### Instruction
Tally how many lines hold the string "seller". Your reply should be that number alone.

Stored data:
'''

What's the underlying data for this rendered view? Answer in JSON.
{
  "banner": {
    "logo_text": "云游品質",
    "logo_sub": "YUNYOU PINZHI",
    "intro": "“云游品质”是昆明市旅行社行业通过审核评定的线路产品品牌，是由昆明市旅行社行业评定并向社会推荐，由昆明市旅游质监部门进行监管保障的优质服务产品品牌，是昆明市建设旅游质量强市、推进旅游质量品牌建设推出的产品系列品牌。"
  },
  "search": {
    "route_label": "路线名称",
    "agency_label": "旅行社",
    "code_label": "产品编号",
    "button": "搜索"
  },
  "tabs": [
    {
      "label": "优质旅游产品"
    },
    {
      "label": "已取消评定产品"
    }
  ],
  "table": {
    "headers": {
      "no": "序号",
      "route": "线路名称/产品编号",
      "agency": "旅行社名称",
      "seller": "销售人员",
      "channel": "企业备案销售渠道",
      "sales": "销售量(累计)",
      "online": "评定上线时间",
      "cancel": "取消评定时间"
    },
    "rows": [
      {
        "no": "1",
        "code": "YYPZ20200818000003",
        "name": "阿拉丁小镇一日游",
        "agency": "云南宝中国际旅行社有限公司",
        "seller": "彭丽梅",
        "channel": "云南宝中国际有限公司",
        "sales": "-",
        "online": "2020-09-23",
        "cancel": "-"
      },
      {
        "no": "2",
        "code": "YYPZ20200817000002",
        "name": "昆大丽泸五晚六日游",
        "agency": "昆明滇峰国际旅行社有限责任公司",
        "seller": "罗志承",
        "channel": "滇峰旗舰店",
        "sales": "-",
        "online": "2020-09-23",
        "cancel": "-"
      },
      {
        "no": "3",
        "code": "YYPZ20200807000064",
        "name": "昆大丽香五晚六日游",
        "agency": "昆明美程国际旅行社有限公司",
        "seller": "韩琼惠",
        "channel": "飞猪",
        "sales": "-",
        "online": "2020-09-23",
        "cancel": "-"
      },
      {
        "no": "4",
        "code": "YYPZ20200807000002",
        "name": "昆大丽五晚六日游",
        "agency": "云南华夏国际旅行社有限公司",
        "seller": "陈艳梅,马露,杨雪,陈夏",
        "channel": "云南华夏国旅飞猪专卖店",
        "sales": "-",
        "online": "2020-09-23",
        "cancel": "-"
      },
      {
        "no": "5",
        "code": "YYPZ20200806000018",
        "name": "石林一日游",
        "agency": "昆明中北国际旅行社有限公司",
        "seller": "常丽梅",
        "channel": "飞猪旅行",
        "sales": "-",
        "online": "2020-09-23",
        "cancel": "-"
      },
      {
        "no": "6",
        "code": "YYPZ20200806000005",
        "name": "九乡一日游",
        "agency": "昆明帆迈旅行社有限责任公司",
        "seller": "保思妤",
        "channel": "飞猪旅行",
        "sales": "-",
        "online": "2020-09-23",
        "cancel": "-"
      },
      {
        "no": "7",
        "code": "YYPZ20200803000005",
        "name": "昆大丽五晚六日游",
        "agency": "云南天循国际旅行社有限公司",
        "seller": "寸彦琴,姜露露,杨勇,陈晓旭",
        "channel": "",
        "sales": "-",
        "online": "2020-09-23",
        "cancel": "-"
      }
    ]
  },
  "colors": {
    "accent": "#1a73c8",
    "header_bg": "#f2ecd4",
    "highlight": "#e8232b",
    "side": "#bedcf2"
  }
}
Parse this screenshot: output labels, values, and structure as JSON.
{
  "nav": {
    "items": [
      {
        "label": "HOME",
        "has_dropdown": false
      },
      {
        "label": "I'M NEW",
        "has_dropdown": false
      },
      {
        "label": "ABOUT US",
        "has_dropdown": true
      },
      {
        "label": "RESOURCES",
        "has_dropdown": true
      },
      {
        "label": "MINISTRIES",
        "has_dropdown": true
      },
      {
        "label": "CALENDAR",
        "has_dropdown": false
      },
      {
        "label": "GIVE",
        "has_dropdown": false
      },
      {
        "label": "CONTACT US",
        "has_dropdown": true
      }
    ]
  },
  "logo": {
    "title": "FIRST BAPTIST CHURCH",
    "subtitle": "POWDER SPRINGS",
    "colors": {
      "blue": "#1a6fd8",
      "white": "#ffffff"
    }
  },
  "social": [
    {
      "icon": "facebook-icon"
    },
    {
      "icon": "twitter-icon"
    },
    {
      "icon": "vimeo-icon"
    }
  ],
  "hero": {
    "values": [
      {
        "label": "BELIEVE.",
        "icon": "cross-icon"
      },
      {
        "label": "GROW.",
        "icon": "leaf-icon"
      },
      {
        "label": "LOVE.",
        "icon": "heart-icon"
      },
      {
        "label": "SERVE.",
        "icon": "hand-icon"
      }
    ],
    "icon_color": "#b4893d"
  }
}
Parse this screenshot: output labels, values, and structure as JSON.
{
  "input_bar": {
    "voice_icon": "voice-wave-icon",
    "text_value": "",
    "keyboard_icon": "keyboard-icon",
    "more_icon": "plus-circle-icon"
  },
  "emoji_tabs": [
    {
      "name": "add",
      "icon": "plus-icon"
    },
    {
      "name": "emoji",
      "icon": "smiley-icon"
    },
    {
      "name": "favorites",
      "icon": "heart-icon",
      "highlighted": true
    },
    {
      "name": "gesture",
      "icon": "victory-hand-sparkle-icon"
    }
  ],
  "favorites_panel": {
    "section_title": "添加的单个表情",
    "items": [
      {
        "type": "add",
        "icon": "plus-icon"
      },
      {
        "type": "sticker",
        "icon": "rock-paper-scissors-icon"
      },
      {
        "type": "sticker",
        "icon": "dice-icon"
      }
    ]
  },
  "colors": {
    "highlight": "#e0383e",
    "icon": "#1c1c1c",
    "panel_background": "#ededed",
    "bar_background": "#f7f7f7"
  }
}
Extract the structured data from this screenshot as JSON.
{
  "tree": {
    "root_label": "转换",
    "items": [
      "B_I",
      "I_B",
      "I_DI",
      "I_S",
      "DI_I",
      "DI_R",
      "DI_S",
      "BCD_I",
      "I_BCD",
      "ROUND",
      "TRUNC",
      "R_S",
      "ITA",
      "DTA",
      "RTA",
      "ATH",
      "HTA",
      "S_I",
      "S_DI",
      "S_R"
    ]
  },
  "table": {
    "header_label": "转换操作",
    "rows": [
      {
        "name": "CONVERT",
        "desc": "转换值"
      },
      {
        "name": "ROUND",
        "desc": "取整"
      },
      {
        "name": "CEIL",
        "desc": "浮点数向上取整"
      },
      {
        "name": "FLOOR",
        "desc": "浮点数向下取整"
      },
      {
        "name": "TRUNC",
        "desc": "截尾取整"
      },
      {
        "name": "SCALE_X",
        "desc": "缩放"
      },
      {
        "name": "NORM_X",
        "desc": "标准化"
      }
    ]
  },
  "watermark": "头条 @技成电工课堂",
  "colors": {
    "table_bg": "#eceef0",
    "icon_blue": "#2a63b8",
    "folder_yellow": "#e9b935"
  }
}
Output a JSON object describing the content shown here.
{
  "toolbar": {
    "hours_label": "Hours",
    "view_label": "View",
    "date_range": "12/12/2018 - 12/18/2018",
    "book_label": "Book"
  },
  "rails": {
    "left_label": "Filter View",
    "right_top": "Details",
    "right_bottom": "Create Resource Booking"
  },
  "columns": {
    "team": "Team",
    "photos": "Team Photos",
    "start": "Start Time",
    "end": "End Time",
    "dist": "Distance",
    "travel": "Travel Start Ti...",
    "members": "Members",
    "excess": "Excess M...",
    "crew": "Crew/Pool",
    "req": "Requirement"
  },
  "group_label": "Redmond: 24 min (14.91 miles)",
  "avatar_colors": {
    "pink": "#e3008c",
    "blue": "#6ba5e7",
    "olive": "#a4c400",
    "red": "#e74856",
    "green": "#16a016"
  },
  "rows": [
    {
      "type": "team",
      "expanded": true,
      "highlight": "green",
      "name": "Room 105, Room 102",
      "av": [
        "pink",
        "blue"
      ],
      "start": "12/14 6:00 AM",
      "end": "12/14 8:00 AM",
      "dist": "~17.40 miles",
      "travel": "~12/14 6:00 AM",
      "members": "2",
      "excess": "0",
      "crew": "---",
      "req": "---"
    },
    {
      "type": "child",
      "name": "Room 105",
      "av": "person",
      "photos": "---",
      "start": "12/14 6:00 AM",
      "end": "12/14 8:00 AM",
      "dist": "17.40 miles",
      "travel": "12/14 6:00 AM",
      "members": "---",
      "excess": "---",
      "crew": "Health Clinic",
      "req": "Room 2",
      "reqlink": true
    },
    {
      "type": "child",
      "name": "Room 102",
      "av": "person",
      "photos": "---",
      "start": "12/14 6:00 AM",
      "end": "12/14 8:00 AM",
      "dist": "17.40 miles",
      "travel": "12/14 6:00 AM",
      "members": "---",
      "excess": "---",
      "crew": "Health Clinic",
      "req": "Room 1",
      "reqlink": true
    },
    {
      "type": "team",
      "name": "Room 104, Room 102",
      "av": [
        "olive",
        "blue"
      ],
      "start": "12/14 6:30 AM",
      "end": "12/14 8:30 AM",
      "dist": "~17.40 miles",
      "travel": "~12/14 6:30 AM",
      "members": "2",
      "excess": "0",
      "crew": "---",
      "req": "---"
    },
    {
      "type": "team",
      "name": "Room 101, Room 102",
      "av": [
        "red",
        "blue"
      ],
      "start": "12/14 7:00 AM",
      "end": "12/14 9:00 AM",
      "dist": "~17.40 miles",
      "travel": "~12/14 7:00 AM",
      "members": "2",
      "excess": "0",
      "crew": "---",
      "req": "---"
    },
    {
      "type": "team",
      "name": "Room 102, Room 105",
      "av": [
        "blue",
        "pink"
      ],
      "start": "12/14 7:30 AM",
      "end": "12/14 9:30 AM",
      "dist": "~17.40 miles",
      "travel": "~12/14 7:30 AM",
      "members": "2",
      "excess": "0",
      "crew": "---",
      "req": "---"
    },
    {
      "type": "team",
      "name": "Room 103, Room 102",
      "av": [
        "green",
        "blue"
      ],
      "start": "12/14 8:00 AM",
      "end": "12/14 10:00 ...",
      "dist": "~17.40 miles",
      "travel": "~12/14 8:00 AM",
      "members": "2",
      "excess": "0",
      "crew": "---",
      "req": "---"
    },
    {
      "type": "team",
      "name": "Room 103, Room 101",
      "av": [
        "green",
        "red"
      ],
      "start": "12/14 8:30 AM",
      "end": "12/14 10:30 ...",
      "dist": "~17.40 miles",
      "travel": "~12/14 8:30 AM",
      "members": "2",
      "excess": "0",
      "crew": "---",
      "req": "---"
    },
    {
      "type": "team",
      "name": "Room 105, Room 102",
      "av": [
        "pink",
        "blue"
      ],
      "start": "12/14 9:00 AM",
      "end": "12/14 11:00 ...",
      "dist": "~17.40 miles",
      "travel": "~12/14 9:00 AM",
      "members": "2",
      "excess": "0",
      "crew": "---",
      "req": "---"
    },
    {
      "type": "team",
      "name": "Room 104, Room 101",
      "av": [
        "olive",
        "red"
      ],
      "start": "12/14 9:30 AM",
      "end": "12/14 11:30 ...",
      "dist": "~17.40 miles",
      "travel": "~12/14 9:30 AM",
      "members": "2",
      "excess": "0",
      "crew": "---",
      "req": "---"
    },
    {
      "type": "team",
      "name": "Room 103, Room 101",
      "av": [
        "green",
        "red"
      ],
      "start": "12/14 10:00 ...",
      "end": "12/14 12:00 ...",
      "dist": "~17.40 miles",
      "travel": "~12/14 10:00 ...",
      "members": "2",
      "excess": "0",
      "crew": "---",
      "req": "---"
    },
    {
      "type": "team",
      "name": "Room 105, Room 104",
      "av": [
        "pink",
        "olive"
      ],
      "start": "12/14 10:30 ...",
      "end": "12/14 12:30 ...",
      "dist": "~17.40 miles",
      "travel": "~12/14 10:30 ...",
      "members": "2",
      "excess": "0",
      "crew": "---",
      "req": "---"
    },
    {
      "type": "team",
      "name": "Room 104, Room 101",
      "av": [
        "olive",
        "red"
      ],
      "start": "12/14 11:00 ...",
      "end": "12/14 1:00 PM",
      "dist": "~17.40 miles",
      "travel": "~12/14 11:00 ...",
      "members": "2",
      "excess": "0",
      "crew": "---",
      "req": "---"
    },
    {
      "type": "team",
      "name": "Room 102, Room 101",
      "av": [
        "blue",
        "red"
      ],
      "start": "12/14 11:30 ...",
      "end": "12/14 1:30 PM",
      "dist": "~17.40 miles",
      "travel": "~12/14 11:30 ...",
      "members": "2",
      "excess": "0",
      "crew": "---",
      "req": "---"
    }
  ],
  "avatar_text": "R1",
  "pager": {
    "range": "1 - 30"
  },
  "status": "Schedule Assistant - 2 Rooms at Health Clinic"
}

'''

### Expected answer
8